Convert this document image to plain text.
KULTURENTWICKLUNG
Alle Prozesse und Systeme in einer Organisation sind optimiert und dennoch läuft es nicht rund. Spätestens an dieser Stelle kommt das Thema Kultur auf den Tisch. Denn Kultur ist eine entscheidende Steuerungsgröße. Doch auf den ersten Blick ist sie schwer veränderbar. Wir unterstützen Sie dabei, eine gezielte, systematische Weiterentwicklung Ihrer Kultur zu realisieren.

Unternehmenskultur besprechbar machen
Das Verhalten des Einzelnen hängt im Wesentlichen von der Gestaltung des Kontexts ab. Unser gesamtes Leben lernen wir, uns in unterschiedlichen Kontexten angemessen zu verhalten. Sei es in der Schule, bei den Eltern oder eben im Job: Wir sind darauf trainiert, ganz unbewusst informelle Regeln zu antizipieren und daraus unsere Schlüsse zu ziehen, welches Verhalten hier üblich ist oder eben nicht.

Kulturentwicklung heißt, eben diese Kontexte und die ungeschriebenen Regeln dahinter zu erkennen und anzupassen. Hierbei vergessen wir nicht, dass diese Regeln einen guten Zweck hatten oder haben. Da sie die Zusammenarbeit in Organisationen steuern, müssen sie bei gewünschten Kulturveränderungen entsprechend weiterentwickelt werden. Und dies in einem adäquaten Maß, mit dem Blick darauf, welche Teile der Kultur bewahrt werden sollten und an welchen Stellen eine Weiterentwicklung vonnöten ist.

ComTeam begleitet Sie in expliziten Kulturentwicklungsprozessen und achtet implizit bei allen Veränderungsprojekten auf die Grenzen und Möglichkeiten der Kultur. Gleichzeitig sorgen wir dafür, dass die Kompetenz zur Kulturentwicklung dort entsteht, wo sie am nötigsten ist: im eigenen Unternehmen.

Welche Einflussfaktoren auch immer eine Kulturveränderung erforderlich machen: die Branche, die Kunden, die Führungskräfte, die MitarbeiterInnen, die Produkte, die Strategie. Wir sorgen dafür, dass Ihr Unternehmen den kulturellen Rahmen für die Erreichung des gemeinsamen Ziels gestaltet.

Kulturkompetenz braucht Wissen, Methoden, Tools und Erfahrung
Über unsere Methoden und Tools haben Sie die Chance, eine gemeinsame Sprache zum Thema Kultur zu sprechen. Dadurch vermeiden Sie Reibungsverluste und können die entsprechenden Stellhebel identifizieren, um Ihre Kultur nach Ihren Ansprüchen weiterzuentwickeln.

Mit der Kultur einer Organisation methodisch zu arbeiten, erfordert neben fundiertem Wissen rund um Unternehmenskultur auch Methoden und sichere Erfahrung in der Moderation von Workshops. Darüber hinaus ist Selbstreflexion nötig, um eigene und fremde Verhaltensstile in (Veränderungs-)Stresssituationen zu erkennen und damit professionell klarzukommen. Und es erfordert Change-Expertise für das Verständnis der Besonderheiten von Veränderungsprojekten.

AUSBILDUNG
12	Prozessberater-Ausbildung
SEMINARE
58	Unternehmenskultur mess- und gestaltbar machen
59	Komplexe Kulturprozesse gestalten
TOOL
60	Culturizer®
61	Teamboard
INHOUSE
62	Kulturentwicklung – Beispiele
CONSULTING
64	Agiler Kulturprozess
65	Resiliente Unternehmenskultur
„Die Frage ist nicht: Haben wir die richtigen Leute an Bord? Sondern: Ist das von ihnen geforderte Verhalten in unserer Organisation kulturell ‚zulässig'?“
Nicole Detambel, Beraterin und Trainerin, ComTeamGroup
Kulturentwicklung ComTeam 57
################
◆ PROBLEM DESCRIPTION ◆
Write the entire listing out again, word for word.

◆ WRITTEN RESPONSE ◆
Convert this document image to plain text.
KULTURENTWICKLUNG
Alle Prozesse und Systeme in einer Organisation sind optimiert und dennoch läuft es nicht rund. Spätestens an dieser Stelle kommt das Thema Kultur auf den Tisch. Denn Kultur ist eine entscheidende Steuerungsgröße. Doch auf den ersten Blick ist sie schwer veränderbar. Wir unterstützen Sie dabei, eine gezielte, systematische Weiterentwicklung Ihrer Kultur zu realisieren.

Unternehmenskultur besprechbar machen
Das Verhalten des Einzelnen hängt im Wesentlichen von der Gestaltung des Kontexts ab. Unser gesamtes Leben lernen wir, uns in unterschiedlichen Kontexten angemessen zu verhalten. Sei es in der Schule, bei den Eltern oder eben im Job: Wir sind darauf trainiert, ganz unbewusst informelle Regeln zu antizipieren und daraus unsere Schlüsse zu ziehen, welches Verhalten hier üblich ist oder eben nicht.

Kulturentwicklung heißt, eben diese Kontexte und die ungeschriebenen Regeln dahinter zu erkennen und anzupassen. Hierbei vergessen wir nicht, dass diese Regeln einen guten Zweck hatten oder haben. Da sie die Zusammenarbeit in Organisationen steuern, müssen sie bei gewünschten Kulturveränderungen entsprechend weiterentwickelt werden. Und dies in einem adäquaten Maß, mit dem Blick darauf, welche Teile der Kultur bewahrt werden sollten und an welchen Stellen eine Weiterentwicklung vonnöten ist.

ComTeam begleitet Sie in expliziten Kulturentwicklungsprozessen und achtet implizit bei allen Veränderungsprojekten auf die Grenzen und Möglichkeiten der Kultur. Gleichzeitig sorgen wir dafür, dass die Kompetenz zur Kulturentwicklung dort entsteht, wo sie am nötigsten ist: im eigenen Unternehmen.

Welche Einflussfaktoren auch immer eine Kulturveränderung erforderlich machen: die Branche, die Kunden, die Führungskräfte, die MitarbeiterInnen, die Produkte, die Strategie. Wir sorgen dafür, dass Ihr Unternehmen den kulturellen Rahmen für die Erreichung des gemeinsamen Ziels gestaltet.

Kulturkompetenz braucht Wissen, Methoden, Tools und Erfahrung
Über unsere Methoden und Tools haben Sie die Chance, eine gemeinsame Sprache zum Thema Kultur zu sprechen. Dadurch vermeiden Sie Reibungsverluste und können die entsprechenden Stellhebel identifizieren, um Ihre Kultur nach Ihren Ansprüchen weiterzuentwickeln.

Mit der Kultur einer Organisation methodisch zu arbeiten, erfordert neben fundiertem Wissen rund um Unternehmenskultur auch Methoden und sichere Erfahrung in der Moderation von Workshops. Darüber hinaus ist Selbstreflexion nötig, um eigene und fremde Verhaltensstile in (Veränderungs-)Stresssituationen zu erkennen und damit professionell klarzukommen. Und es erfordert Change-Expertise für das Verständnis der Besonderheiten von Veränderungsprojekten.

AUSBILDUNG
12	Prozessberater-Ausbildung
SEMINARE
58	Unternehmenskultur mess- und gestaltbar machen
59	Komplexe Kulturprozesse gestalten
TOOL
60	Culturizer®
61	Teamboard
INHOUSE
62	Kulturentwicklung – Beispiele
CONSULTING
64	Agiler Kulturprozess
65	Resiliente Unternehmenskultur
„Die Frage ist nicht: Haben wir die richtigen Leute an Bord? Sondern: Ist das von ihnen geforderte Verhalten in unserer Organisation kulturell ‚zulässig'?“
Nicole Detambel, Beraterin und Trainerin, ComTeamGroup
Kulturentwicklung ComTeam 57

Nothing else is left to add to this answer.